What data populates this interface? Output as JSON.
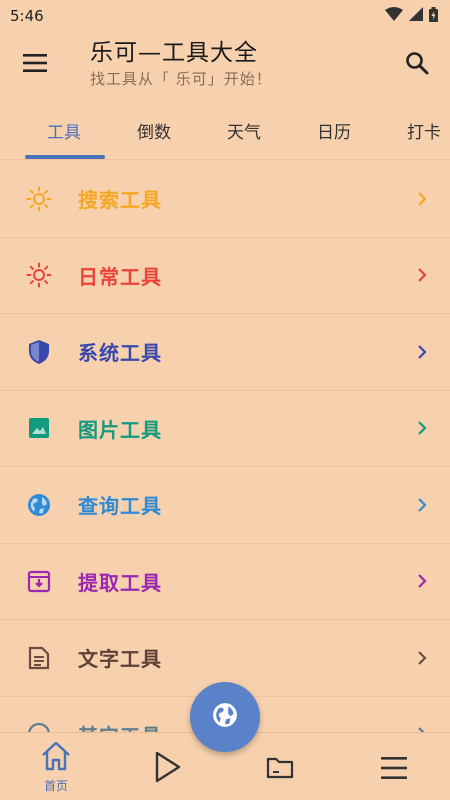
{
  "status_bar": {
    "time": "5:46"
  },
  "app_bar": {
    "title": "乐可—工具大全",
    "subtitle": "找工具从「 乐可」开始！"
  },
  "tabs": [
    {
      "label": "工具",
      "active": true
    },
    {
      "label": "倒数",
      "active": false
    },
    {
      "label": "天气",
      "active": false
    },
    {
      "label": "日历",
      "active": false
    },
    {
      "label": "打卡",
      "active": false
    }
  ],
  "tools": [
    {
      "label": "搜索工具",
      "icon": "sun-outline-icon",
      "color": "#f5a623"
    },
    {
      "label": "日常工具",
      "icon": "sun-icon",
      "color": "#e8443a"
    },
    {
      "label": "系统工具",
      "icon": "shield-icon",
      "color": "#3949ab"
    },
    {
      "label": "图片工具",
      "icon": "image-icon",
      "color": "#129a7f"
    },
    {
      "label": "查询工具",
      "icon": "globe-icon",
      "color": "#2f8ad6"
    },
    {
      "label": "提取工具",
      "icon": "archive-icon",
      "color": "#9c27b0"
    },
    {
      "label": "文字工具",
      "icon": "document-icon",
      "color": "#6d4c41"
    },
    {
      "label": "其它工具",
      "icon": "circle-icon",
      "color": "#607d8b"
    }
  ],
  "bottom_nav": [
    {
      "label": "首页",
      "icon": "home-icon",
      "active": true
    },
    {
      "label": "",
      "icon": "play-icon",
      "active": false
    },
    {
      "label": "",
      "icon": "folder-icon",
      "active": false
    },
    {
      "label": "",
      "icon": "menu-icon",
      "active": false
    }
  ],
  "fab": {
    "icon": "globe-icon"
  },
  "accent_color": "#4a72b8"
}
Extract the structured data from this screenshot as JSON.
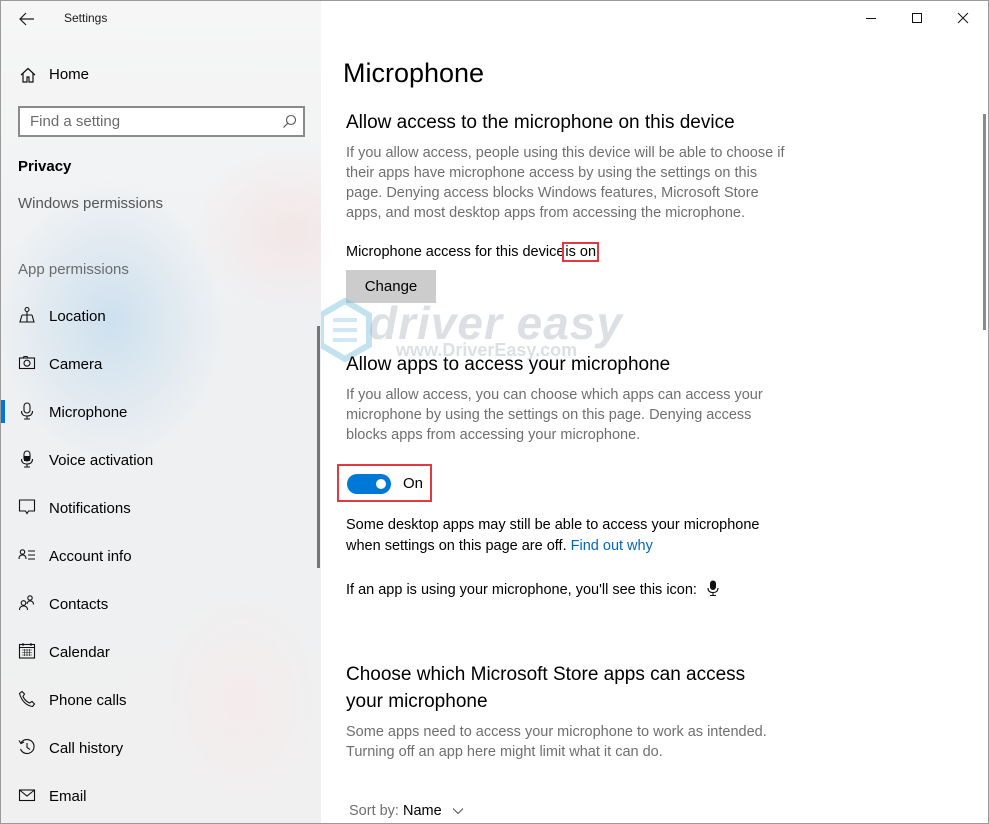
{
  "window": {
    "title": "Settings",
    "controls": {
      "minimize": "minimize",
      "maximize": "maximize",
      "close": "close"
    }
  },
  "sidebar": {
    "home_label": "Home",
    "search_placeholder": "Find a setting",
    "section_title": "Privacy",
    "partial_item": "Windows permissions",
    "group_label": "App permissions",
    "items": [
      {
        "label": "Location",
        "icon": "location-icon",
        "selected": false
      },
      {
        "label": "Camera",
        "icon": "camera-icon",
        "selected": false
      },
      {
        "label": "Microphone",
        "icon": "microphone-icon",
        "selected": true
      },
      {
        "label": "Voice activation",
        "icon": "voice-activation-icon",
        "selected": false
      },
      {
        "label": "Notifications",
        "icon": "notifications-icon",
        "selected": false
      },
      {
        "label": "Account info",
        "icon": "account-info-icon",
        "selected": false
      },
      {
        "label": "Contacts",
        "icon": "contacts-icon",
        "selected": false
      },
      {
        "label": "Calendar",
        "icon": "calendar-icon",
        "selected": false
      },
      {
        "label": "Phone calls",
        "icon": "phone-icon",
        "selected": false
      },
      {
        "label": "Call history",
        "icon": "call-history-icon",
        "selected": false
      },
      {
        "label": "Email",
        "icon": "email-icon",
        "selected": false
      }
    ]
  },
  "main": {
    "title": "Microphone",
    "device_section": {
      "heading": "Allow access to the microphone on this device",
      "description": "If you allow access, people using this device will be able to choose if their apps have microphone access by using the settings on this page. Denying access blocks Windows features, Microsoft Store apps, and most desktop apps from accessing the microphone.",
      "status_prefix": "Microphone access for this device",
      "status_value": "is on",
      "change_button": "Change"
    },
    "apps_section": {
      "heading": "Allow apps to access your microphone",
      "description": "If you allow access, you can choose which apps can access your microphone by using the settings on this page. Denying access blocks apps from accessing your microphone.",
      "toggle_state": "On",
      "toggle_on": true,
      "note": "Some desktop apps may still be able to access your microphone when settings on this page are off.",
      "note_link": "Find out why",
      "icon_note": "If an app is using your microphone, you'll see this icon:"
    },
    "store_section": {
      "heading": "Choose which Microsoft Store apps can access your microphone",
      "description": "Some apps need to access your microphone to work as intended. Turning off an app here might limit what it can do.",
      "sort_label": "Sort by:",
      "sort_value": "Name"
    },
    "watermark": {
      "brand": "driver easy",
      "url": "www.DriverEasy.com"
    }
  },
  "colors": {
    "accent": "#0078d7",
    "link": "#0067c0",
    "highlight_box": "#e0393e",
    "button_bg": "#cccccc",
    "muted_text": "#6f6f6f"
  }
}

------

** WHAT THE TASK ASKS **
Report only how many lines in the entries contain "from".

** EXERCISE ANSWER **
3